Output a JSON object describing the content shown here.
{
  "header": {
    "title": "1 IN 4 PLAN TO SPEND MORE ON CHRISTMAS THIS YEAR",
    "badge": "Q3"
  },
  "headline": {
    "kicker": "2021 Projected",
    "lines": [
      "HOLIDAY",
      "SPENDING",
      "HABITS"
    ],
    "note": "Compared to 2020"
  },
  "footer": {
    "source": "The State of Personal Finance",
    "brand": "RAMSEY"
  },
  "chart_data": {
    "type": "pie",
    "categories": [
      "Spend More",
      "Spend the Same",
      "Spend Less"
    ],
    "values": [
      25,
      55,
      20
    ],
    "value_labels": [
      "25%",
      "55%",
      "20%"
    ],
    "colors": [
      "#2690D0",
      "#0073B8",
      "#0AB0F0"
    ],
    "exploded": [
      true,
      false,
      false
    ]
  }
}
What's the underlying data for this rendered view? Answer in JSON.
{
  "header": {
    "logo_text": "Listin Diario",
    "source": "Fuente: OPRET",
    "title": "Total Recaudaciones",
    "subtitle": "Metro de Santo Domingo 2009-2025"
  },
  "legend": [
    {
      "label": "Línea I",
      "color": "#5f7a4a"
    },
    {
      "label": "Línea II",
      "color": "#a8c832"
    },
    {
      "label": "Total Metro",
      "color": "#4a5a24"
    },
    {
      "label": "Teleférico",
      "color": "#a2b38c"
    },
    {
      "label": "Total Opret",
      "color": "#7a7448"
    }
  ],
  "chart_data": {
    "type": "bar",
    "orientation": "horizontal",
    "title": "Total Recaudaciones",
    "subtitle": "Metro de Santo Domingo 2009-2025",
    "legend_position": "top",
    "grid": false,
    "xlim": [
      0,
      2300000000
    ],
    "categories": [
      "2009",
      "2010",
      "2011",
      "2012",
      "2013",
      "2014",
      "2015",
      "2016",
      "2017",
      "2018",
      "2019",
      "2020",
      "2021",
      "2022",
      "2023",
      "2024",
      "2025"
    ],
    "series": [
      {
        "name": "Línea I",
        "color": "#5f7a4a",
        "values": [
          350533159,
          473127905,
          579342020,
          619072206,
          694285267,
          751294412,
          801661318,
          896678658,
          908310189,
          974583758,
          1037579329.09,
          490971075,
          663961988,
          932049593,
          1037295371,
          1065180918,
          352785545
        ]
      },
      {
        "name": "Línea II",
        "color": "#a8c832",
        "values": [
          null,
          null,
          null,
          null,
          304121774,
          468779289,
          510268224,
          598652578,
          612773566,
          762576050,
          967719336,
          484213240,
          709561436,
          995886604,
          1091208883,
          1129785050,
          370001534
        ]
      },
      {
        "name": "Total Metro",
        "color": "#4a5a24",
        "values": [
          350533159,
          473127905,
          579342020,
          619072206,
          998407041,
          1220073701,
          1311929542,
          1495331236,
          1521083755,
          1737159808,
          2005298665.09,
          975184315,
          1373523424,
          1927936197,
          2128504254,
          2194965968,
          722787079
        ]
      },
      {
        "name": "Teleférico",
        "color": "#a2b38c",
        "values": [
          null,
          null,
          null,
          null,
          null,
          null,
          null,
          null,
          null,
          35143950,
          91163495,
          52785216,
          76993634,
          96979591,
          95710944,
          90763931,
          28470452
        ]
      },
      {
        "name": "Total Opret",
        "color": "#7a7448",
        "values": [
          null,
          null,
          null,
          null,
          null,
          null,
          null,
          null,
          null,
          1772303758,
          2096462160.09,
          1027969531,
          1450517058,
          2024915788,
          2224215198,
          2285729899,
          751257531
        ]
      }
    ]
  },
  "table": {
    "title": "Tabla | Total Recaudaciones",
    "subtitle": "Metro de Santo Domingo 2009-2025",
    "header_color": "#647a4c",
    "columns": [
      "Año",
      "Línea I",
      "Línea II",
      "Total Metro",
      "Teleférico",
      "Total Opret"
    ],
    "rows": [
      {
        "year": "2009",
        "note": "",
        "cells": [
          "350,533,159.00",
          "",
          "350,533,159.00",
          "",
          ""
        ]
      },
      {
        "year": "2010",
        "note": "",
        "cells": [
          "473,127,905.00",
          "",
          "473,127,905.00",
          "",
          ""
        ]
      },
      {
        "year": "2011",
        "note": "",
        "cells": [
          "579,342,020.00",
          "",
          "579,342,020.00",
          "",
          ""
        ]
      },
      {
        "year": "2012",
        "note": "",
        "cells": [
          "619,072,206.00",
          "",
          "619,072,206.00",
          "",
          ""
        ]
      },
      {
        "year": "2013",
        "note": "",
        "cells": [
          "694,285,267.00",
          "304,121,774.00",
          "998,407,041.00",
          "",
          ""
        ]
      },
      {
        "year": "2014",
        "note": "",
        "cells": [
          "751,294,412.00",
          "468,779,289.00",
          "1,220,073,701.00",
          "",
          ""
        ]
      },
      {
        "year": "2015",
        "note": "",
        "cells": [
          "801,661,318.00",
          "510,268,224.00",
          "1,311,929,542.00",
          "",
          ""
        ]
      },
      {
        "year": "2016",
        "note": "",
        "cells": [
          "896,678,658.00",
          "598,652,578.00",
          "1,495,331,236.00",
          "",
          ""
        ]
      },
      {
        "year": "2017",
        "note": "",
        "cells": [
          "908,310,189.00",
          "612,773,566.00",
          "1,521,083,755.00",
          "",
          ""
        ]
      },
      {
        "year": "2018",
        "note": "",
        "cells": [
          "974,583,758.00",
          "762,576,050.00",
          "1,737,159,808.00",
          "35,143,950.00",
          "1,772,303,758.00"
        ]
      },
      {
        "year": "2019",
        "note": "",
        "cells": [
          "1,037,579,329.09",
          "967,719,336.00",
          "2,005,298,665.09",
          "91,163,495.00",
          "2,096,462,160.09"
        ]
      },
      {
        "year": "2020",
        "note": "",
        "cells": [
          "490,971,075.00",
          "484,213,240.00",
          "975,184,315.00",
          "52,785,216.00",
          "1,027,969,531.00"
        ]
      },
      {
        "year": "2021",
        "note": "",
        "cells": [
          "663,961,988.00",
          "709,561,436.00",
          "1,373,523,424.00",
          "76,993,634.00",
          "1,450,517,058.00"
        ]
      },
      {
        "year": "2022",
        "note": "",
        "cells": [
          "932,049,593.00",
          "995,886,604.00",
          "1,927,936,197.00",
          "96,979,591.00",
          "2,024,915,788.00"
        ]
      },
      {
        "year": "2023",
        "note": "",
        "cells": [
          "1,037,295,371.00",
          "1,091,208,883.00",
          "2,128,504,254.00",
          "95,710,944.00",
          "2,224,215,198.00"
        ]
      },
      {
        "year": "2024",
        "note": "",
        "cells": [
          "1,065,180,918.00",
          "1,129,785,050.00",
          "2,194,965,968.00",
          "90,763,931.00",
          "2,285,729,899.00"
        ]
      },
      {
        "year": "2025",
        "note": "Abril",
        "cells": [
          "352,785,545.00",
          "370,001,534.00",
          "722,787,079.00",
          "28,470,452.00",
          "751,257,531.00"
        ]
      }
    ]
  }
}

★ ★ ★ ★

** Your goal **
Print back all the lines verbatim.

** Result of this task **
Output a JSON object describing the content shown here.
{
  "header": {
    "title": "1 IN 4 PLAN TO SPEND MORE ON CHRISTMAS THIS YEAR",
    "badge": "Q3"
  },
  "headline": {
    "kicker": "2021 Projected",
    "lines": [
      "HOLIDAY",
      "SPENDING",
      "HABITS"
    ],
    "note": "Compared to 2020"
  },
  "footer": {
    "source": "The State of Personal Finance",
    "brand": "RAMSEY"
  },
  "chart_data": {
    "type": "pie",
    "categories": [
      "Spend More",
      "Spend the Same",
      "Spend Less"
    ],
    "values": [
      25,
      55,
      20
    ],
    "value_labels": [
      "25%",
      "55%",
      "20%"
    ],
    "colors": [
      "#2690D0",
      "#0073B8",
      "#0AB0F0"
    ],
    "exploded": [
      true,
      false,
      false
    ]
  }
}
What's the underlying data for this rendered view? Answer in JSON.
{
  "header": {
    "logo_text": "Listin Diario",
    "source": "Fuente: OPRET",
    "title": "Total Recaudaciones",
    "subtitle": "Metro de Santo Domingo 2009-2025"
  },
  "legend": [
    {
      "label": "Línea I",
      "color": "#5f7a4a"
    },
    {
      "label": "Línea II",
      "color": "#a8c832"
    },
    {
      "label": "Total Metro",
      "color": "#4a5a24"
    },
    {
      "label": "Teleférico",
      "color": "#a2b38c"
    },
    {
      "label": "Total Opret",
      "color": "#7a7448"
    }
  ],
  "chart_data": {
    "type": "bar",
    "orientation": "horizontal",
    "title": "Total Recaudaciones",
    "subtitle": "Metro de Santo Domingo 2009-2025",
    "legend_position": "top",
    "grid": false,
    "xlim": [
      0,
      2300000000
    ],
    "categories": [
      "2009",
      "2010",
      "2011",
      "2012",
      "2013",
      "2014",
      "2015",
      "2016",
      "2017",
      "2018",
      "2019",
      "2020",
      "2021",
      "2022",
      "2023",
      "2024",
      "2025"
    ],
    "series": [
      {
        "name": "Línea I",
        "color": "#5f7a4a",
        "values": [
          350533159,
          473127905,
          579342020,
          619072206,
          694285267,
          751294412,
          801661318,
          896678658,
          908310189,
          974583758,
          1037579329.09,
          490971075,
          663961988,
          932049593,
          1037295371,
          1065180918,
          352785545
        ]
      },
      {
        "name": "Línea II",
        "color": "#a8c832",
        "values": [
          null,
          null,
          null,
          null,
          304121774,
          468779289,
          510268224,
          598652578,
          612773566,
          762576050,
          967719336,
          484213240,
          709561436,
          995886604,
          1091208883,
          1129785050,
          370001534
        ]
      },
      {
        "name": "Total Metro",
        "color": "#4a5a24",
        "values": [
          350533159,
          473127905,
          579342020,
          619072206,
          998407041,
          1220073701,
          1311929542,
          1495331236,
          1521083755,
          1737159808,
          2005298665.09,
          975184315,
          1373523424,
          1927936197,
          2128504254,
          2194965968,
          722787079
        ]
      },
      {
        "name": "Teleférico",
        "color": "#a2b38c",
        "values": [
          null,
          null,
          null,
          null,
          null,
          null,
          null,
          null,
          null,
          35143950,
          91163495,
          52785216,
          76993634,
          96979591,
          95710944,
          90763931,
          28470452
        ]
      },
      {
        "name": "Total Opret",
        "color": "#7a7448",
        "values": [
          null,
          null,
          null,
          null,
          null,
          null,
          null,
          null,
          null,
          1772303758,
          2096462160.09,
          1027969531,
          1450517058,
          2024915788,
          2224215198,
          2285729899,
          751257531
        ]
      }
    ]
  },
  "table": {
    "title": "Tabla | Total Recaudaciones",
    "subtitle": "Metro de Santo Domingo 2009-2025",
    "header_color": "#647a4c",
    "columns": [
      "Año",
      "Línea I",
      "Línea II",
      "Total Metro",
      "Teleférico",
      "Total Opret"
    ],
    "rows": [
      {
        "year": "2009",
        "note": "",
        "cells": [
          "350,533,159.00",
          "",
          "350,533,159.00",
          "",
          ""
        ]
      },
      {
        "year": "2010",
        "note": "",
        "cells": [
          "473,127,905.00",
          "",
          "473,127,905.00",
          "",
          ""
        ]
      },
      {
        "year": "2011",
        "note": "",
        "cells": [
          "579,342,020.00",
          "",
          "579,342,020.00",
          "",
          ""
        ]
      },
      {
        "year": "2012",
        "note": "",
        "cells": [
          "619,072,206.00",
          "",
          "619,072,206.00",
          "",
          ""
        ]
      },
      {
        "year": "2013",
        "note": "",
        "cells": [
          "694,285,267.00",
          "304,121,774.00",
          "998,407,041.00",
          "",
          ""
        ]
      },
      {
        "year": "2014",
        "note": "",
        "cells": [
          "751,294,412.00",
          "468,779,289.00",
          "1,220,073,701.00",
          "",
          ""
        ]
      },
      {
        "year": "2015",
        "note": "",
        "cells": [
          "801,661,318.00",
          "510,268,224.00",
          "1,311,929,542.00",
          "",
          ""
        ]
      },
      {
        "year": "2016",
        "note": "",
        "cells": [
          "896,678,658.00",
          "598,652,578.00",
          "1,495,331,236.00",
          "",
          ""
        ]
      },
      {
        "year": "2017",
        "note": "",
        "cells": [
          "908,310,189.00",
          "612,773,566.00",
          "1,521,083,755.00",
          "",
          ""
        ]
      },
      {
        "year": "2018",
        "note": "",
        "cells": [
          "974,583,758.00",
          "762,576,050.00",
          "1,737,159,808.00",
          "35,143,950.00",
          "1,772,303,758.00"
        ]
      },
      {
        "year": "2019",
        "note": "",
        "cells": [
          "1,037,579,329.09",
          "967,719,336.00",
          "2,005,298,665.09",
          "91,163,495.00",
          "2,096,462,160.09"
        ]
      },
      {
        "year": "2020",
        "note": "",
        "cells": [
          "490,971,075.00",
          "484,213,240.00",
          "975,184,315.00",
          "52,785,216.00",
          "1,027,969,531.00"
        ]
      },
      {
        "year": "2021",
        "note": "",
        "cells": [
          "663,961,988.00",
          "709,561,436.00",
          "1,373,523,424.00",
          "76,993,634.00",
          "1,450,517,058.00"
        ]
      },
      {
        "year": "2022",
        "note": "",
        "cells": [
          "932,049,593.00",
          "995,886,604.00",
          "1,927,936,197.00",
          "96,979,591.00",
          "2,024,915,788.00"
        ]
      },
      {
        "year": "2023",
        "note": "",
        "cells": [
          "1,037,295,371.00",
          "1,091,208,883.00",
          "2,128,504,254.00",
          "95,710,944.00",
          "2,224,215,198.00"
        ]
      },
      {
        "year": "2024",
        "note": "",
        "cells": [
          "1,065,180,918.00",
          "1,129,785,050.00",
          "2,194,965,968.00",
          "90,763,931.00",
          "2,285,729,899.00"
        ]
      },
      {
        "year": "2025",
        "note": "Abril",
        "cells": [
          "352,785,545.00",
          "370,001,534.00",
          "722,787,079.00",
          "28,470,452.00",
          "751,257,531.00"
        ]
      }
    ]
  }
}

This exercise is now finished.